[Stored data]

# # #

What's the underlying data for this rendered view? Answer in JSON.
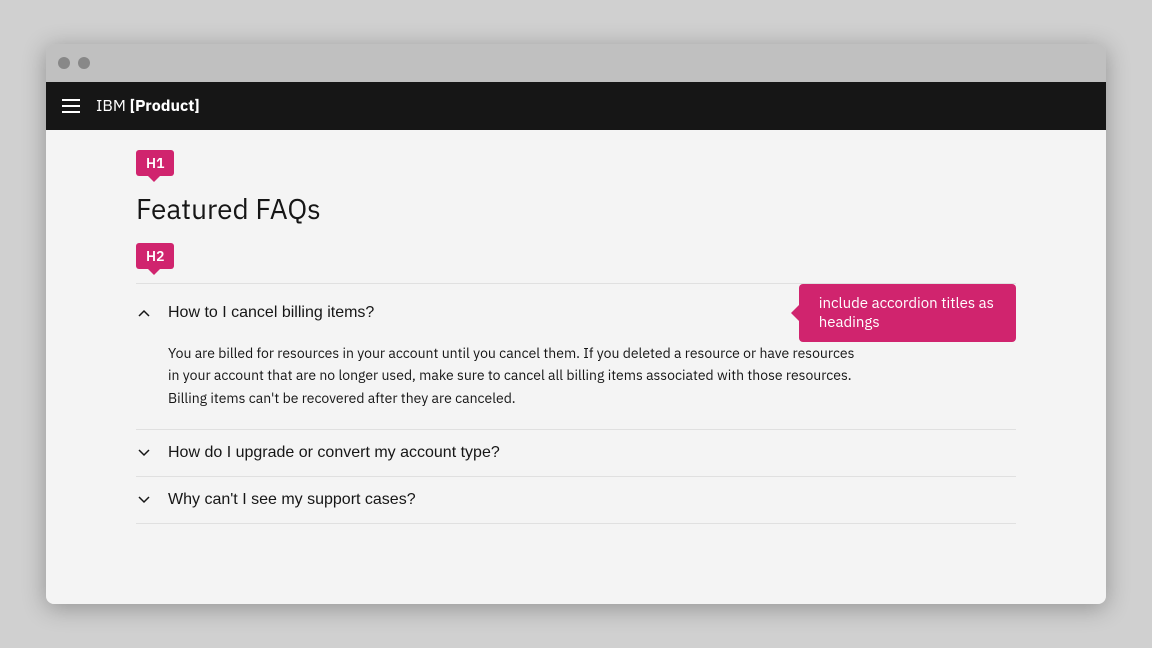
{
  "browser": {
    "dots": [
      "dot1",
      "dot2"
    ]
  },
  "nav": {
    "title_regular": "IBM ",
    "title_bold": "[Product]",
    "hamburger_label": "menu"
  },
  "page": {
    "h1_badge": "H1",
    "h1_text": "Featured FAQs",
    "h2_badge": "H2",
    "tooltip_text": "include accordion titles as headings",
    "accordion_items": [
      {
        "id": "item1",
        "title": "How to I cancel billing items?",
        "expanded": true,
        "content": "You are billed for resources in your account until you cancel them. If you deleted a resource or have resources in your account that are no longer used, make sure to cancel all billing items associated with those resources. Billing items can't be recovered after they are canceled."
      },
      {
        "id": "item2",
        "title": "How do I upgrade or convert my account type?",
        "expanded": false,
        "content": ""
      },
      {
        "id": "item3",
        "title": "Why can't I see my support cases?",
        "expanded": false,
        "content": ""
      }
    ]
  },
  "icons": {
    "chevron_up": "∧",
    "chevron_down": "∨"
  }
}
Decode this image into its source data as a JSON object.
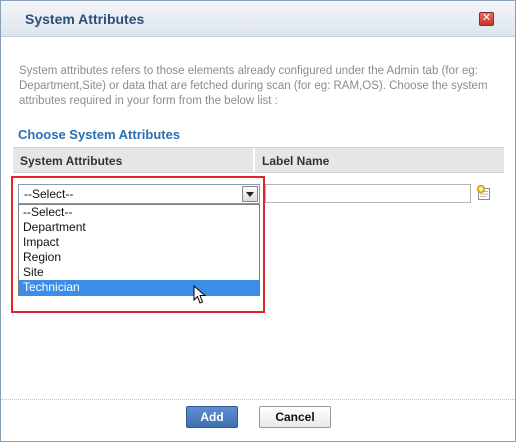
{
  "dialog": {
    "title": "System Attributes",
    "close_icon": "close-icon",
    "description": "System attributes refers to those elements already configured under the Admin tab (for eg: Department,Site) or data that are fetched during scan (for eg: RAM,OS). Choose the system attributes required in your form from the below list :",
    "section_heading": "Choose System Attributes"
  },
  "table": {
    "columns": [
      "System Attributes",
      "Label Name"
    ]
  },
  "attribute_select": {
    "value": "--Select--",
    "options": [
      "--Select--",
      "Department",
      "Impact",
      "Region",
      "Site",
      "Technician"
    ],
    "highlighted_option": "Technician",
    "expanded": true
  },
  "label_input": {
    "value": "",
    "add_icon": "add-label-icon"
  },
  "footer": {
    "add_label": "Add",
    "cancel_label": "Cancel"
  },
  "colors": {
    "title": "#2b4f7a",
    "section_heading": "#2a6fb0",
    "highlight_border": "#e0262b",
    "selected_option": "#3a8ee6",
    "add_button": "#3e6fb2"
  }
}
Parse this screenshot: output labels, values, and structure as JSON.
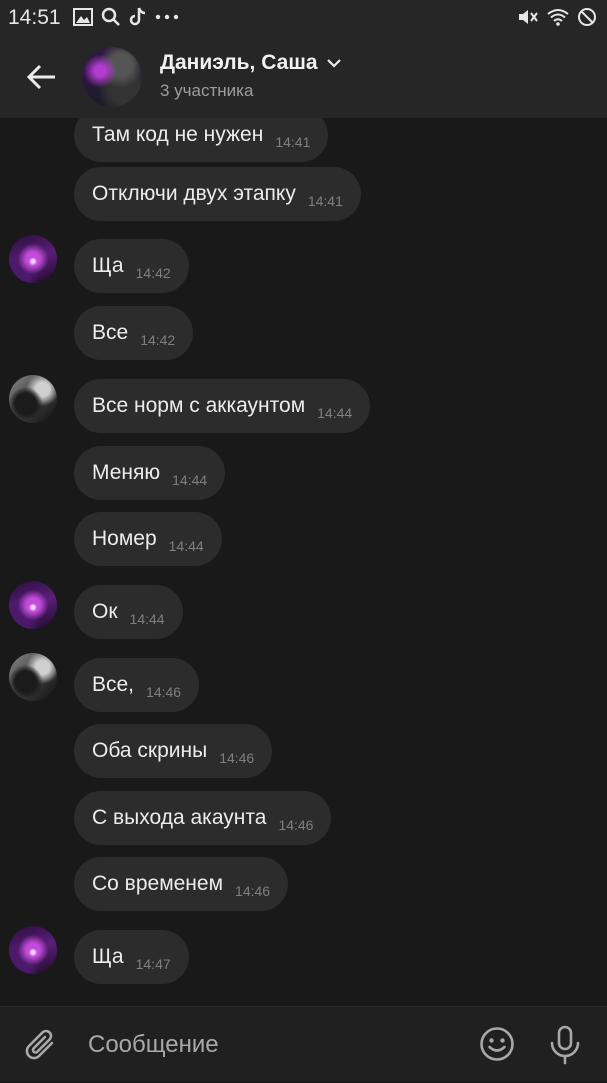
{
  "status_bar": {
    "time": "14:51",
    "icons_left": [
      "gallery-icon",
      "search-icon",
      "tiktok-icon",
      "more-dots-icon"
    ],
    "icons_right": [
      "mute-icon",
      "wifi-icon",
      "do-not-disturb-icon"
    ]
  },
  "header": {
    "title": "Даниэль, Саша",
    "subtitle": "3 участника"
  },
  "messages": [
    {
      "text": "Там код не нужен",
      "time": "14:41",
      "avatar": ""
    },
    {
      "text": "Отключи двух этапку",
      "time": "14:41",
      "avatar": ""
    },
    {
      "text": "Ща",
      "time": "14:42",
      "avatar": "purple"
    },
    {
      "text": "Все",
      "time": "14:42",
      "avatar": ""
    },
    {
      "text": "Все норм с аккаунтом",
      "time": "14:44",
      "avatar": "dark"
    },
    {
      "text": "Меняю",
      "time": "14:44",
      "avatar": ""
    },
    {
      "text": "Номер",
      "time": "14:44",
      "avatar": ""
    },
    {
      "text": "Ок",
      "time": "14:44",
      "avatar": "purple"
    },
    {
      "text": "Все,",
      "time": "14:46",
      "avatar": "dark"
    },
    {
      "text": "Оба скрины",
      "time": "14:46",
      "avatar": ""
    },
    {
      "text": "С выхода акаунта",
      "time": "14:46",
      "avatar": ""
    },
    {
      "text": "Со временем",
      "time": "14:46",
      "avatar": ""
    },
    {
      "text": "Ща",
      "time": "14:47",
      "avatar": "purple"
    }
  ],
  "composer": {
    "placeholder": "Сообщение"
  }
}
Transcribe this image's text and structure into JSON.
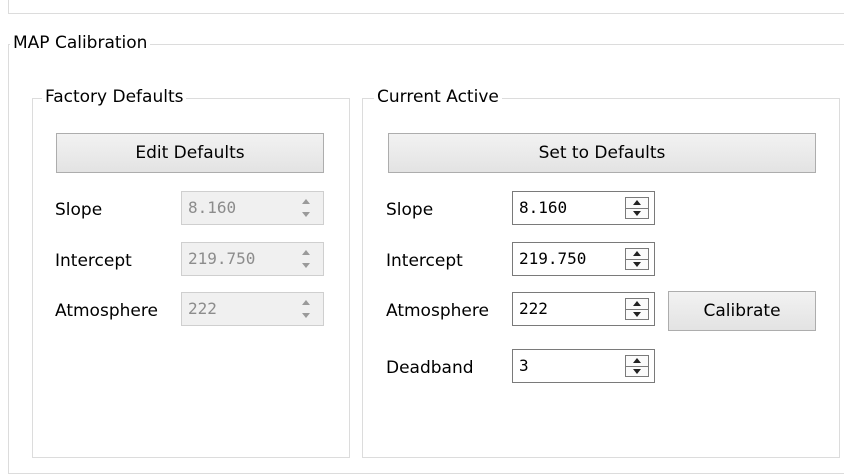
{
  "map_calibration": {
    "title": "MAP Calibration",
    "factory_defaults": {
      "title": "Factory Defaults",
      "edit_button": "Edit Defaults",
      "slope": {
        "label": "Slope",
        "value": "8.160"
      },
      "intercept": {
        "label": "Intercept",
        "value": "219.750"
      },
      "atmosphere": {
        "label": "Atmosphere",
        "value": "222"
      }
    },
    "current_active": {
      "title": "Current Active",
      "set_defaults_button": "Set to Defaults",
      "slope": {
        "label": "Slope",
        "value": "8.160"
      },
      "intercept": {
        "label": "Intercept",
        "value": "219.750"
      },
      "atmosphere": {
        "label": "Atmosphere",
        "value": "222"
      },
      "calibrate_button": "Calibrate",
      "deadband": {
        "label": "Deadband",
        "value": "3"
      }
    }
  }
}
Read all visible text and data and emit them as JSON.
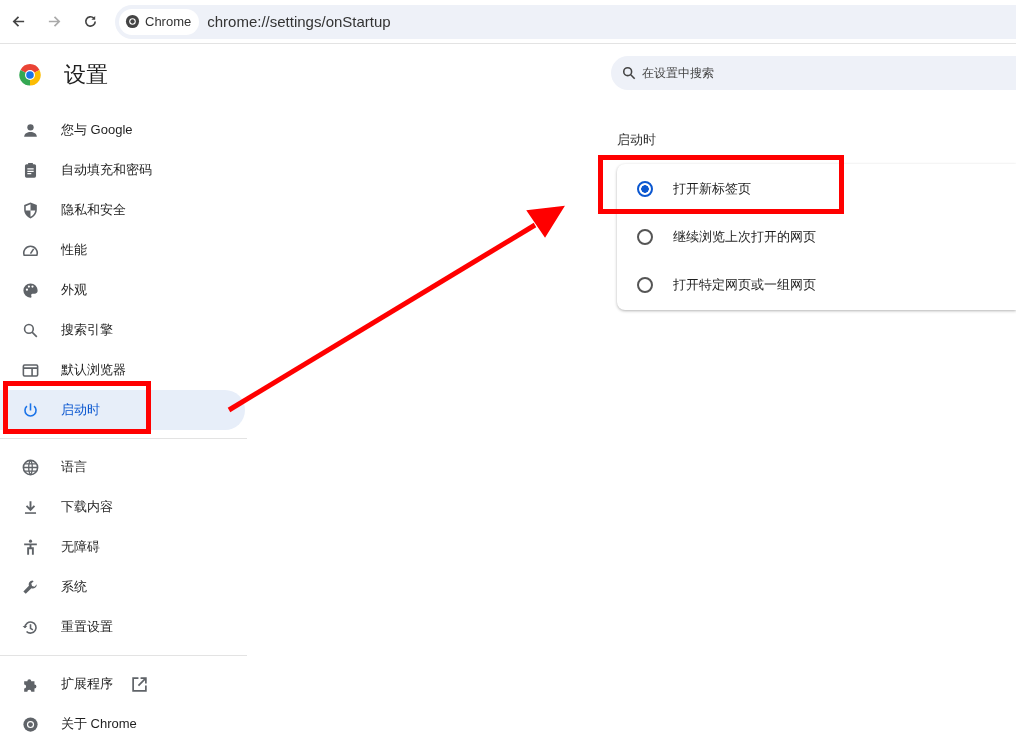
{
  "toolbar": {
    "chip": "Chrome",
    "url": "chrome://settings/onStartup"
  },
  "header": {
    "title": "设置"
  },
  "search": {
    "placeholder": "在设置中搜索"
  },
  "sidebar": {
    "groups": [
      [
        {
          "label": "您与 Google",
          "selected": false
        },
        {
          "label": "自动填充和密码",
          "selected": false
        },
        {
          "label": "隐私和安全",
          "selected": false
        },
        {
          "label": "性能",
          "selected": false
        },
        {
          "label": "外观",
          "selected": false
        },
        {
          "label": "搜索引擎",
          "selected": false
        },
        {
          "label": "默认浏览器",
          "selected": false
        },
        {
          "label": "启动时",
          "selected": true
        }
      ],
      [
        {
          "label": "语言",
          "selected": false
        },
        {
          "label": "下载内容",
          "selected": false
        },
        {
          "label": "无障碍",
          "selected": false
        },
        {
          "label": "系统",
          "selected": false
        },
        {
          "label": "重置设置",
          "selected": false
        }
      ],
      [
        {
          "label": "扩展程序",
          "selected": false
        },
        {
          "label": "关于 Chrome",
          "selected": false
        }
      ]
    ]
  },
  "startup": {
    "heading": "启动时",
    "options": [
      {
        "label": "打开新标签页",
        "selected": true
      },
      {
        "label": "继续浏览上次打开的网页",
        "selected": false
      },
      {
        "label": "打开特定网页或一组网页",
        "selected": false
      }
    ]
  }
}
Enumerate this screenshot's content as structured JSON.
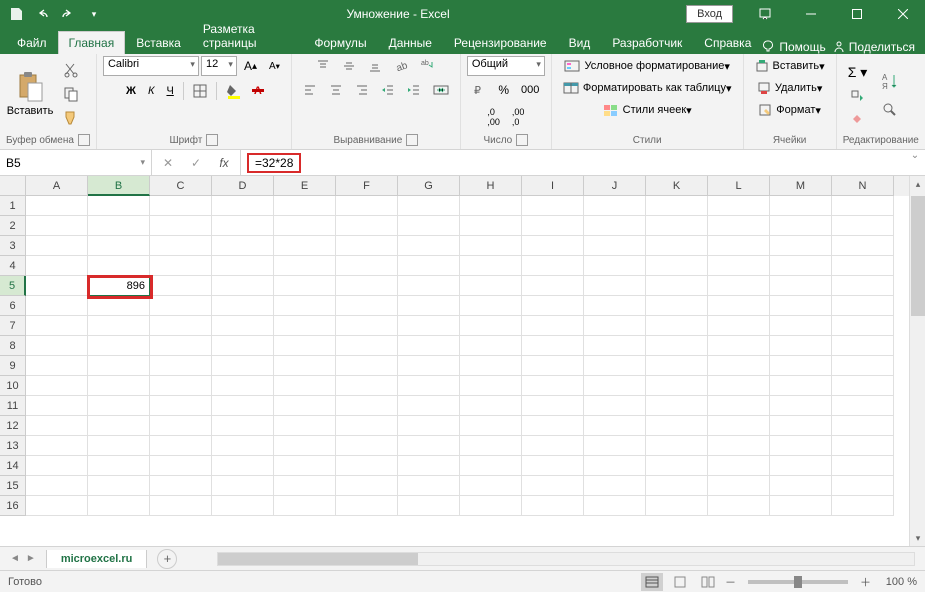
{
  "title": "Умножение - Excel",
  "login_label": "Вход",
  "tabs": {
    "file": "Файл",
    "home": "Главная",
    "insert": "Вставка",
    "layout": "Разметка страницы",
    "formulas": "Формулы",
    "data": "Данные",
    "review": "Рецензирование",
    "view": "Вид",
    "developer": "Разработчик",
    "help": "Справка"
  },
  "tabs_right": {
    "help": "Помощь",
    "share": "Поделиться"
  },
  "ribbon": {
    "clipboard": {
      "label": "Буфер обмена",
      "paste": "Вставить"
    },
    "font": {
      "label": "Шрифт",
      "name": "Calibri",
      "size": "12",
      "bold": "Ж",
      "italic": "К",
      "underline": "Ч"
    },
    "alignment": {
      "label": "Выравнивание"
    },
    "number": {
      "label": "Число",
      "format": "Общий"
    },
    "styles": {
      "label": "Стили",
      "conditional": "Условное форматирование",
      "table": "Форматировать как таблицу",
      "cell": "Стили ячеек"
    },
    "cells": {
      "label": "Ячейки",
      "insert": "Вставить",
      "delete": "Удалить",
      "format": "Формат"
    },
    "editing": {
      "label": "Редактирование"
    }
  },
  "formula_bar": {
    "name_box": "B5",
    "formula": "=32*28"
  },
  "grid": {
    "columns": [
      "A",
      "B",
      "C",
      "D",
      "E",
      "F",
      "G",
      "H",
      "I",
      "J",
      "K",
      "L",
      "M",
      "N"
    ],
    "row_count": 16,
    "active_cell": {
      "row": 5,
      "col": "B",
      "value": "896"
    }
  },
  "sheet": {
    "name": "microexcel.ru"
  },
  "status": {
    "ready": "Готово",
    "zoom": "100 %"
  }
}
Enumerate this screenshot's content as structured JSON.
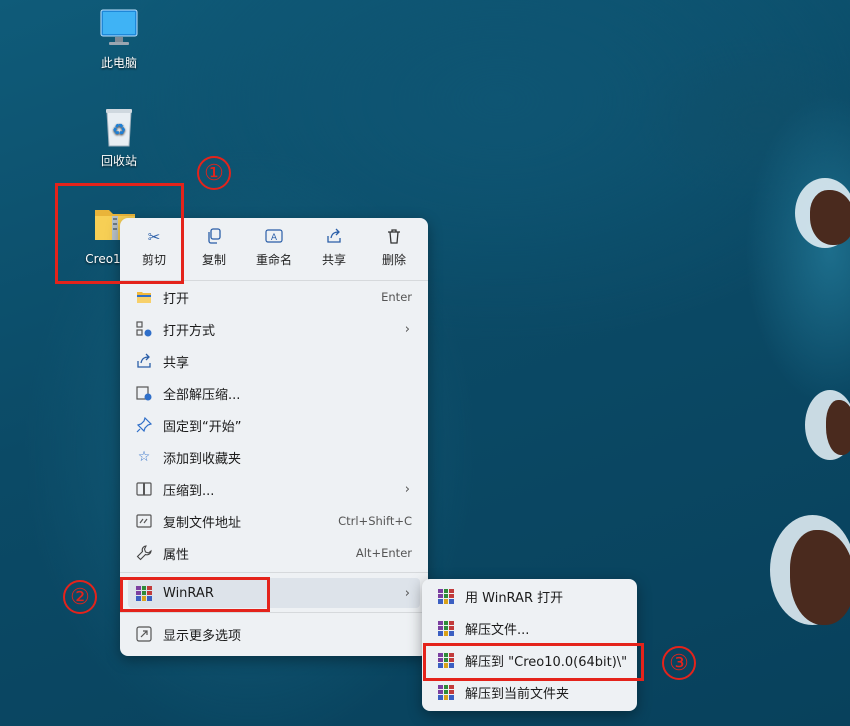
{
  "desktop": {
    "icons": [
      {
        "label": "此电脑"
      },
      {
        "label": "回收站"
      },
      {
        "label": "Creo1"
      }
    ]
  },
  "annotations": {
    "marker1": "①",
    "marker2": "②",
    "marker3": "③"
  },
  "context_menu": {
    "quick_actions": [
      {
        "label": "剪切",
        "icon": "scissors-icon"
      },
      {
        "label": "复制",
        "icon": "copy-icon"
      },
      {
        "label": "重命名",
        "icon": "rename-icon"
      },
      {
        "label": "共享",
        "icon": "share-icon"
      },
      {
        "label": "删除",
        "icon": "trash-icon"
      }
    ],
    "items": [
      {
        "label": "打开",
        "shortcut": "Enter",
        "icon": "folder-open-icon"
      },
      {
        "label": "打开方式",
        "has_submenu": true,
        "icon": "open-with-icon"
      },
      {
        "label": "共享",
        "icon": "share-icon"
      },
      {
        "label": "全部解压缩...",
        "icon": "extract-all-icon"
      },
      {
        "label": "固定到“开始”",
        "icon": "pin-icon"
      },
      {
        "label": "添加到收藏夹",
        "icon": "star-icon"
      },
      {
        "label": "压缩到...",
        "has_submenu": true,
        "icon": "compress-icon"
      },
      {
        "label": "复制文件地址",
        "shortcut": "Ctrl+Shift+C",
        "icon": "copy-path-icon"
      },
      {
        "label": "属性",
        "shortcut": "Alt+Enter",
        "icon": "wrench-icon"
      },
      {
        "label": "WinRAR",
        "has_submenu": true,
        "icon": "winrar-icon"
      },
      {
        "label": "显示更多选项",
        "icon": "more-options-icon"
      }
    ]
  },
  "winrar_submenu": {
    "items": [
      {
        "label": "用 WinRAR 打开"
      },
      {
        "label": "解压文件..."
      },
      {
        "label": "解压到 \"Creo10.0(64bit)\\\""
      },
      {
        "label": "解压到当前文件夹"
      }
    ]
  },
  "colors": {
    "annotation_red": "#e4231b",
    "menu_bg": "#eef1f4",
    "icon_blue": "#2f6fc9"
  }
}
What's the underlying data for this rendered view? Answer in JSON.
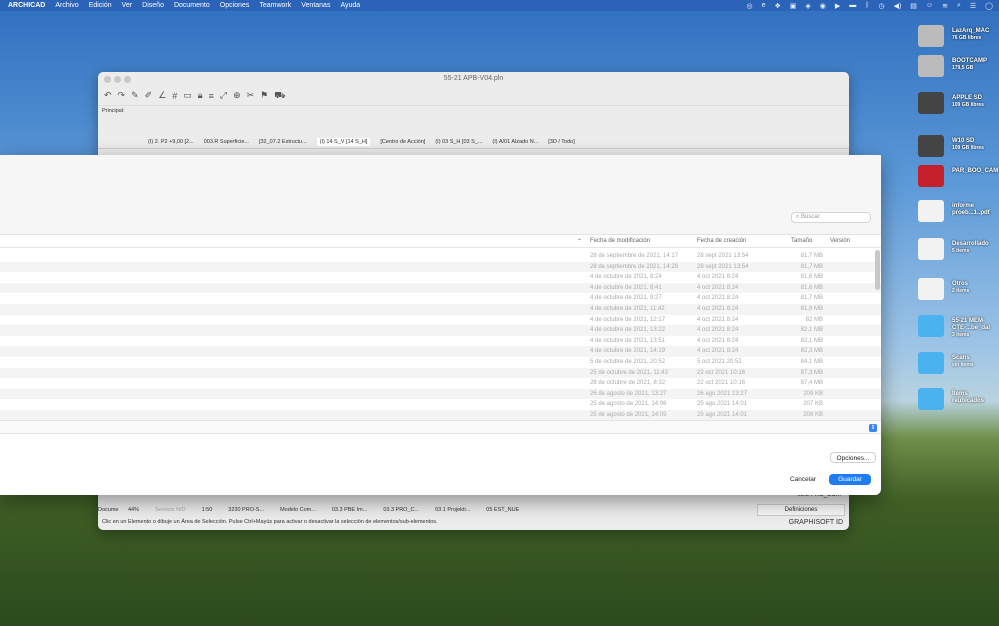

# # #

=== Description of the task ===
Using the records above, pull out each line where the word "expanded" occurs.

=== Solution to the exercise ===
        "expanded": true,
        "expanded": false,
        "expanded": false,
    "expanded": true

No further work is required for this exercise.